• _WRITTEN PROBLEM_:
Across the entries below, count the lines in which the word "screenshot" occurs. Reply with the count alone.

Stored data

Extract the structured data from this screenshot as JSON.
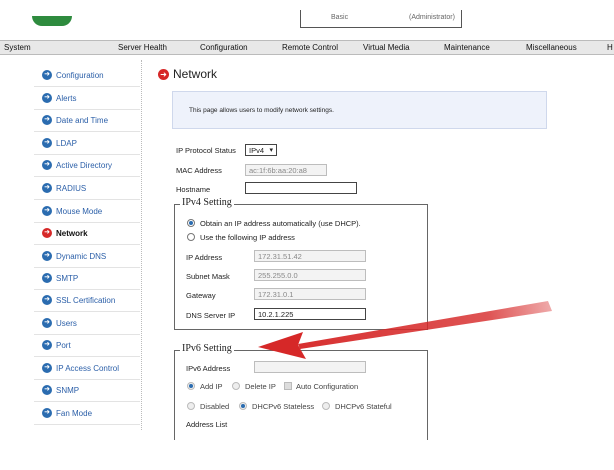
{
  "topbar": {
    "field_left": "Basic",
    "field_right": "(Administrator)"
  },
  "nav": [
    "System",
    "Server Health",
    "Configuration",
    "Remote Control",
    "Virtual Media",
    "Maintenance",
    "Miscellaneous",
    "H"
  ],
  "sidebar": [
    "Configuration",
    "Alerts",
    "Date and Time",
    "LDAP",
    "Active Directory",
    "RADIUS",
    "Mouse Mode",
    "Network",
    "Dynamic DNS",
    "SMTP",
    "SSL Certification",
    "Users",
    "Port",
    "IP Access Control",
    "SNMP",
    "Fan Mode"
  ],
  "sidebar_active": "Network",
  "page": {
    "title": "Network",
    "info": "This page allows users to modify network settings."
  },
  "form": {
    "ip_protocol_label": "IP Protocol Status",
    "ip_protocol_value": "IPv4",
    "mac_label": "MAC Address",
    "mac_value": "ac:1f:6b:aa:20:a8",
    "hostname_label": "Hostname",
    "hostname_value": ""
  },
  "ipv4": {
    "legend": "IPv4 Setting",
    "opt_dhcp": "Obtain an IP address automatically (use DHCP).",
    "opt_static": "Use the following IP address",
    "ip_label": "IP Address",
    "ip_value": "172.31.51.42",
    "mask_label": "Subnet Mask",
    "mask_value": "255.255.0.0",
    "gw_label": "Gateway",
    "gw_value": "172.31.0.1",
    "dns_label": "DNS Server IP",
    "dns_value": "10.2.1.225"
  },
  "ipv6": {
    "legend": "IPv6 Setting",
    "addr_label": "IPv6 Address",
    "add_ip": "Add IP",
    "delete_ip": "Delete IP",
    "auto_config": "Auto Configuration",
    "disabled": "Disabled",
    "stateless": "DHCPv6 Stateless",
    "stateful": "DHCPv6 Stateful",
    "address_list": "Address List"
  },
  "colors": {
    "accent": "#2b6cb0",
    "active": "#d62828",
    "arrow": "#d62828"
  }
}
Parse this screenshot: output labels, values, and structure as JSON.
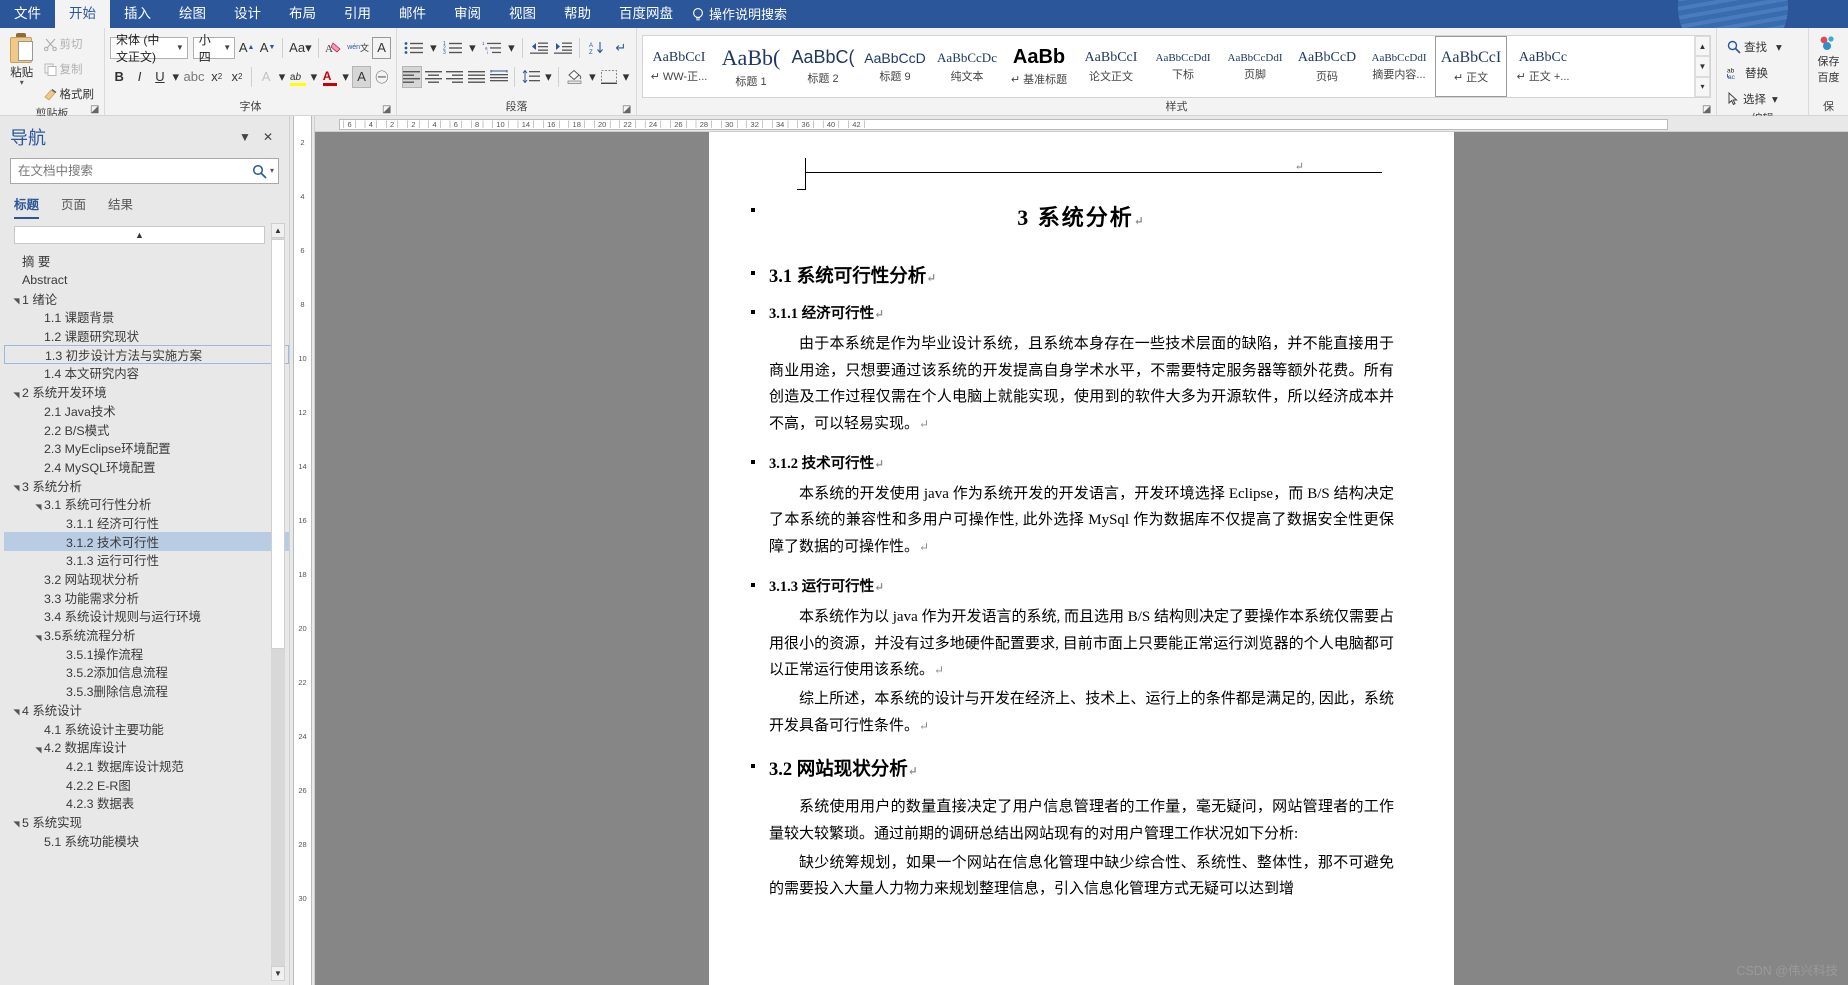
{
  "ribbon": {
    "tabs": [
      "文件",
      "开始",
      "插入",
      "绘图",
      "设计",
      "布局",
      "引用",
      "邮件",
      "审阅",
      "视图",
      "帮助",
      "百度网盘"
    ],
    "active_tab": "开始",
    "tellme": "操作说明搜索",
    "groups": {
      "clipboard": {
        "label": "剪贴板",
        "paste": "粘贴",
        "cut": "剪切",
        "copy": "复制",
        "format_painter": "格式刷"
      },
      "font": {
        "label": "字体",
        "font_name": "宋体 (中文正文)",
        "font_size": "小四",
        "grow": "A",
        "shrink": "A",
        "change_case": "Aa",
        "clear_format": "清除所有格式",
        "bold": "B",
        "italic": "I",
        "underline": "U",
        "strike": "abc",
        "subscript": "x₂",
        "superscript": "x²",
        "text_effects": "A",
        "highlight": "aby",
        "font_color": "A",
        "char_shading": "A",
        "char_border": "字",
        "phonetic": "wén文"
      },
      "paragraph": {
        "label": "段落",
        "bullets": "项目符号",
        "numbering": "编号",
        "multilevel": "多级列表",
        "dec_indent": "减少缩进量",
        "inc_indent": "增加缩进量",
        "sort": "排序",
        "show_marks": "显示编辑标记",
        "align_left": "左对齐",
        "align_center": "居中",
        "align_right": "右对齐",
        "justify": "两端对齐",
        "distribute": "分散对齐",
        "line_spacing": "行和段落间距",
        "shading": "底纹",
        "borders": "边框"
      },
      "styles": {
        "label": "样式",
        "items": [
          {
            "preview": "AaBbCcI",
            "name": "↵ WW-正...",
            "selected": false
          },
          {
            "preview": "AaBb(",
            "name": "标题 1",
            "selected": false
          },
          {
            "preview": "AaBbC(",
            "name": "标题 2",
            "selected": false
          },
          {
            "preview": "AaBbCcD",
            "name": "标题 9",
            "selected": false
          },
          {
            "preview": "AaBbCcDc",
            "name": "纯文本",
            "selected": false
          },
          {
            "preview": "AaBb",
            "name": "↵ 基准标题",
            "selected": false
          },
          {
            "preview": "AaBbCcI",
            "name": "论文正文",
            "selected": false
          },
          {
            "preview": "AaBbCcDdI",
            "name": "下标",
            "selected": false
          },
          {
            "preview": "AaBbCcDdI",
            "name": "页脚",
            "selected": false
          },
          {
            "preview": "AaBbCcD",
            "name": "页码",
            "selected": false
          },
          {
            "preview": "AaBbCcDdI",
            "name": "摘要内容...",
            "selected": false
          },
          {
            "preview": "AaBbCcI",
            "name": "↵ 正文",
            "selected": true
          },
          {
            "preview": "AaBbCc",
            "name": "↵ 正文 +...",
            "selected": false
          }
        ]
      },
      "editing": {
        "label": "编辑",
        "find": "查找",
        "replace": "替换",
        "select": "选择"
      },
      "baidu": {
        "line1": "保存",
        "line2": "百度",
        "line3": "保"
      }
    }
  },
  "nav": {
    "title": "导航",
    "search_placeholder": "在文档中搜索",
    "search_value": "",
    "tabs": [
      "标题",
      "页面",
      "结果"
    ],
    "active_tab": "标题",
    "items": [
      {
        "label": "摘 要",
        "level": 0,
        "tri": "",
        "state": ""
      },
      {
        "label": "Abstract",
        "level": 0,
        "tri": "",
        "state": ""
      },
      {
        "label": "1 绪论",
        "level": 0,
        "tri": "▲",
        "state": ""
      },
      {
        "label": "1.1 课题背景",
        "level": 1,
        "tri": "",
        "state": ""
      },
      {
        "label": "1.2 课题研究现状",
        "level": 1,
        "tri": "",
        "state": ""
      },
      {
        "label": "1.3 初步设计方法与实施方案",
        "level": 1,
        "tri": "",
        "state": "box"
      },
      {
        "label": "1.4 本文研究内容",
        "level": 1,
        "tri": "",
        "state": ""
      },
      {
        "label": "2 系统开发环境",
        "level": 0,
        "tri": "▲",
        "state": ""
      },
      {
        "label": "2.1 Java技术",
        "level": 1,
        "tri": "",
        "state": ""
      },
      {
        "label": "2.2 B/S模式",
        "level": 1,
        "tri": "",
        "state": ""
      },
      {
        "label": "2.3 MyEclipse环境配置",
        "level": 1,
        "tri": "",
        "state": ""
      },
      {
        "label": "2.4 MySQL环境配置",
        "level": 1,
        "tri": "",
        "state": ""
      },
      {
        "label": "3 系统分析",
        "level": 0,
        "tri": "▲",
        "state": ""
      },
      {
        "label": "3.1 系统可行性分析",
        "level": 1,
        "tri": "▲",
        "state": ""
      },
      {
        "label": "3.1.1 经济可行性",
        "level": 2,
        "tri": "",
        "state": ""
      },
      {
        "label": "3.1.2 技术可行性",
        "level": 2,
        "tri": "",
        "state": "sel"
      },
      {
        "label": "3.1.3 运行可行性",
        "level": 2,
        "tri": "",
        "state": ""
      },
      {
        "label": "3.2 网站现状分析",
        "level": 1,
        "tri": "",
        "state": ""
      },
      {
        "label": "3.3 功能需求分析",
        "level": 1,
        "tri": "",
        "state": ""
      },
      {
        "label": "3.4 系统设计规则与运行环境",
        "level": 1,
        "tri": "",
        "state": ""
      },
      {
        "label": "3.5系统流程分析",
        "level": 1,
        "tri": "▲",
        "state": ""
      },
      {
        "label": "3.5.1操作流程",
        "level": 2,
        "tri": "",
        "state": ""
      },
      {
        "label": "3.5.2添加信息流程",
        "level": 2,
        "tri": "",
        "state": ""
      },
      {
        "label": "3.5.3删除信息流程",
        "level": 2,
        "tri": "",
        "state": ""
      },
      {
        "label": "4 系统设计",
        "level": 0,
        "tri": "▲",
        "state": ""
      },
      {
        "label": "4.1 系统设计主要功能",
        "level": 1,
        "tri": "",
        "state": ""
      },
      {
        "label": "4.2 数据库设计",
        "level": 1,
        "tri": "▲",
        "state": ""
      },
      {
        "label": "4.2.1 数据库设计规范",
        "level": 2,
        "tri": "",
        "state": ""
      },
      {
        "label": "4.2.2 E-R图",
        "level": 2,
        "tri": "",
        "state": ""
      },
      {
        "label": "4.2.3 数据表",
        "level": 2,
        "tri": "",
        "state": ""
      },
      {
        "label": "5 系统实现",
        "level": 0,
        "tri": "▲",
        "state": ""
      },
      {
        "label": "5.1  系统功能模块",
        "level": 1,
        "tri": "",
        "state": ""
      }
    ]
  },
  "rulers": {
    "horizontal": "｜6｜   ｜4｜  ｜2｜        ｜2｜   ｜4｜   ｜6｜   ｜8｜  ｜10｜  ｜14｜ ｜16｜ ｜18｜ ｜20｜  ｜22｜  ｜24｜  ｜26｜  ｜28｜  ｜30｜ ｜32｜  ｜34｜ ｜36｜          ｜40｜ ｜42｜",
    "vertical_ticks": [
      "2",
      "4",
      "6",
      "8",
      "10",
      "12",
      "14",
      "16",
      "18",
      "20",
      "22",
      "24",
      "26",
      "28",
      "30"
    ]
  },
  "document": {
    "header_pilcrow": "↵",
    "title": "3  系统分析",
    "blocks": [
      {
        "type": "h1",
        "text": "3  系统分析",
        "mark": "↵"
      },
      {
        "type": "h2",
        "text": "3.1  系统可行性分析",
        "mark": "↵"
      },
      {
        "type": "h3",
        "text": "3.1.1  经济可行性",
        "mark": "↵"
      },
      {
        "type": "p",
        "text": "由于本系统是作为毕业设计系统，且系统本身存在一些技术层面的缺陷，并不能直接用于商业用途，只想要通过该系统的开发提高自身学术水平，不需要特定服务器等额外花费。所有创造及工作过程仅需在个人电脑上就能实现，使用到的软件大多为开源软件，所以经济成本并不高，可以轻易实现。",
        "mark": "↵"
      },
      {
        "type": "h3",
        "text": "3.1.2  技术可行性",
        "mark": "↵"
      },
      {
        "type": "p",
        "text": "本系统的开发使用 java 作为系统开发的开发语言，开发环境选择 Eclipse，而 B/S 结构决定了本系统的兼容性和多用户可操作性, 此外选择 MySql 作为数据库不仅提高了数据安全性更保障了数据的可操作性。",
        "mark": "↵"
      },
      {
        "type": "h3",
        "text": "3.1.3  运行可行性",
        "mark": "↵"
      },
      {
        "type": "p",
        "text": "本系统作为以 java 作为开发语言的系统, 而且选用 B/S 结构则决定了要操作本系统仅需要占用很小的资源，并没有过多地硬件配置要求, 目前市面上只要能正常运行浏览器的个人电脑都可以正常运行使用该系统。",
        "mark": "↵"
      },
      {
        "type": "p",
        "text": "综上所述，本系统的设计与开发在经济上、技术上、运行上的条件都是满足的, 因此，系统开发具备可行性条件。",
        "mark": "↵"
      },
      {
        "type": "h2",
        "text": "3.2  网站现状分析",
        "mark": "↵"
      },
      {
        "type": "p",
        "text": "系统使用用户的数量直接决定了用户信息管理者的工作量，毫无疑问，网站管理者的工作量较大较繁琐。通过前期的调研总结出网站现有的对用户管理工作状况如下分析:",
        "mark": ""
      },
      {
        "type": "p",
        "text": "缺少统筹规划，如果一个网站在信息化管理中缺少综合性、系统性、整体性，那不可避免的需要投入大量人力物力来规划整理信息，引入信息化管理方式无疑可以达到增",
        "mark": ""
      }
    ]
  },
  "watermark": "CSDN @伟兴科技"
}
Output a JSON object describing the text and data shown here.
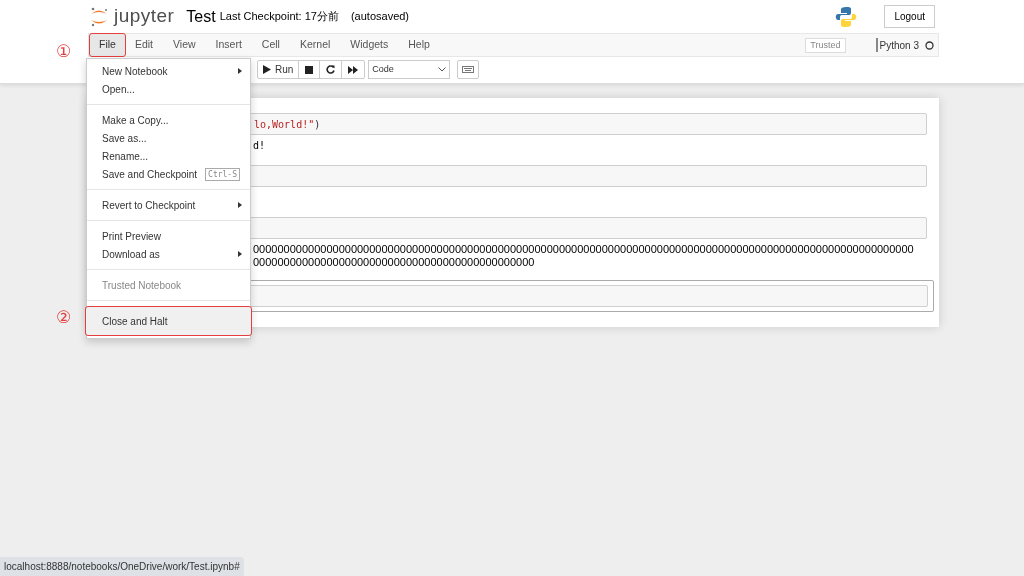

• _RESULT OF THIS EXERCISE_:
2